Written exercise: What follows is a listing. Return every line of it exactly.

Raw data:
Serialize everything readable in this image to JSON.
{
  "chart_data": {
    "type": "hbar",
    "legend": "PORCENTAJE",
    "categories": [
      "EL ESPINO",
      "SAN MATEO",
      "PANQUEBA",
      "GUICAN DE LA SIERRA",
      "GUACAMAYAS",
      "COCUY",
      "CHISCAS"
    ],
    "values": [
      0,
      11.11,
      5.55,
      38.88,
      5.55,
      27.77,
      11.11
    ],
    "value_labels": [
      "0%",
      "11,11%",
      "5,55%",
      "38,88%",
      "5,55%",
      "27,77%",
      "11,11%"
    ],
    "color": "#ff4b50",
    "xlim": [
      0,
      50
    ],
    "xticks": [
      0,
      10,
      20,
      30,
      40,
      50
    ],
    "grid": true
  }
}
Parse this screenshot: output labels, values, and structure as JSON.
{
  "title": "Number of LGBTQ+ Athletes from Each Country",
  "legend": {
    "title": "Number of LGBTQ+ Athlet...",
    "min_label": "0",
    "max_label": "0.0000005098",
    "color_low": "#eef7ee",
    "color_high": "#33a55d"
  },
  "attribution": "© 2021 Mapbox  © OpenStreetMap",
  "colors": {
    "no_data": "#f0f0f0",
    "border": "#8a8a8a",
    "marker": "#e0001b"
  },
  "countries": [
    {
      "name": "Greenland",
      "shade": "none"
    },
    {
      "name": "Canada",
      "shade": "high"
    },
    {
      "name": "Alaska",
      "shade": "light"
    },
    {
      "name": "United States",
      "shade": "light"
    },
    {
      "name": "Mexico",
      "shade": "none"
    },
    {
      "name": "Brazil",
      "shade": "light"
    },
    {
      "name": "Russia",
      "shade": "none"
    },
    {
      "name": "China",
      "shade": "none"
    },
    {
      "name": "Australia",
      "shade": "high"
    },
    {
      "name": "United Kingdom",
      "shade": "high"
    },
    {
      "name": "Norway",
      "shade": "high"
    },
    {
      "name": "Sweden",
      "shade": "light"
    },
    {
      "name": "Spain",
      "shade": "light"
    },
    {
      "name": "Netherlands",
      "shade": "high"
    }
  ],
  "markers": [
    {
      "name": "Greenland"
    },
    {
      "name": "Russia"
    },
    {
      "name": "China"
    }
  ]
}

Reply to the task:
Serialize everything readable in this image to JSON.
{
  "chart_data": {
    "type": "hbar",
    "legend": "PORCENTAJE",
    "categories": [
      "EL ESPINO",
      "SAN MATEO",
      "PANQUEBA",
      "GUICAN DE LA SIERRA",
      "GUACAMAYAS",
      "COCUY",
      "CHISCAS"
    ],
    "values": [
      0,
      11.11,
      5.55,
      38.88,
      5.55,
      27.77,
      11.11
    ],
    "value_labels": [
      "0%",
      "11,11%",
      "5,55%",
      "38,88%",
      "5,55%",
      "27,77%",
      "11,11%"
    ],
    "color": "#ff4b50",
    "xlim": [
      0,
      50
    ],
    "xticks": [
      0,
      10,
      20,
      30,
      40,
      50
    ],
    "grid": true
  }
}
Parse this screenshot: output labels, values, and structure as JSON.
{
  "title": "Number of LGBTQ+ Athletes from Each Country",
  "legend": {
    "title": "Number of LGBTQ+ Athlet...",
    "min_label": "0",
    "max_label": "0.0000005098",
    "color_low": "#eef7ee",
    "color_high": "#33a55d"
  },
  "attribution": "© 2021 Mapbox  © OpenStreetMap",
  "colors": {
    "no_data": "#f0f0f0",
    "border": "#8a8a8a",
    "marker": "#e0001b"
  },
  "countries": [
    {
      "name": "Greenland",
      "shade": "none"
    },
    {
      "name": "Canada",
      "shade": "high"
    },
    {
      "name": "Alaska",
      "shade": "light"
    },
    {
      "name": "United States",
      "shade": "light"
    },
    {
      "name": "Mexico",
      "shade": "none"
    },
    {
      "name": "Brazil",
      "shade": "light"
    },
    {
      "name": "Russia",
      "shade": "none"
    },
    {
      "name": "China",
      "shade": "none"
    },
    {
      "name": "Australia",
      "shade": "high"
    },
    {
      "name": "United Kingdom",
      "shade": "high"
    },
    {
      "name": "Norway",
      "shade": "high"
    },
    {
      "name": "Sweden",
      "shade": "light"
    },
    {
      "name": "Spain",
      "shade": "light"
    },
    {
      "name": "Netherlands",
      "shade": "high"
    }
  ],
  "markers": [
    {
      "name": "Greenland"
    },
    {
      "name": "Russia"
    },
    {
      "name": "China"
    }
  ]
}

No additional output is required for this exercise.